**Requirement**. Select the lines that hold the word "food" and copy each one.

---------- Material ----------

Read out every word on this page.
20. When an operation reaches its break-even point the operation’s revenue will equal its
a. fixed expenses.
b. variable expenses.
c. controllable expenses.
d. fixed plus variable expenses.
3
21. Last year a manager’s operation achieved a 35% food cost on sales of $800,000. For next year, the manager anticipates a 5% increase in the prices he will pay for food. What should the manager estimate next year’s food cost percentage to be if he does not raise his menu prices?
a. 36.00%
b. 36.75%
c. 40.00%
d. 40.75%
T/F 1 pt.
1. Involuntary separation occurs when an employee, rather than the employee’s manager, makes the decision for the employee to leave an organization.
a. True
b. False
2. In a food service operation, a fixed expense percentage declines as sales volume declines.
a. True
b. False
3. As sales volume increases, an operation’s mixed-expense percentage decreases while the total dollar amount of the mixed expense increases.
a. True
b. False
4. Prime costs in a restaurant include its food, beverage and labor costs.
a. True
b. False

----------

**Exercise output**.
21. Last year a manager’s operation achieved a 35% food cost on sales of $800,000. For next year, the manager anticipates a 5% increase in the prices he will pay for food. What should the manager estimate next year’s food cost percentage to be if he does not raise his menu prices?
2. In a food service operation, a fixed expense percentage declines as sales volume declines.
4. Prime costs in a restaurant include its food, beverage and labor costs.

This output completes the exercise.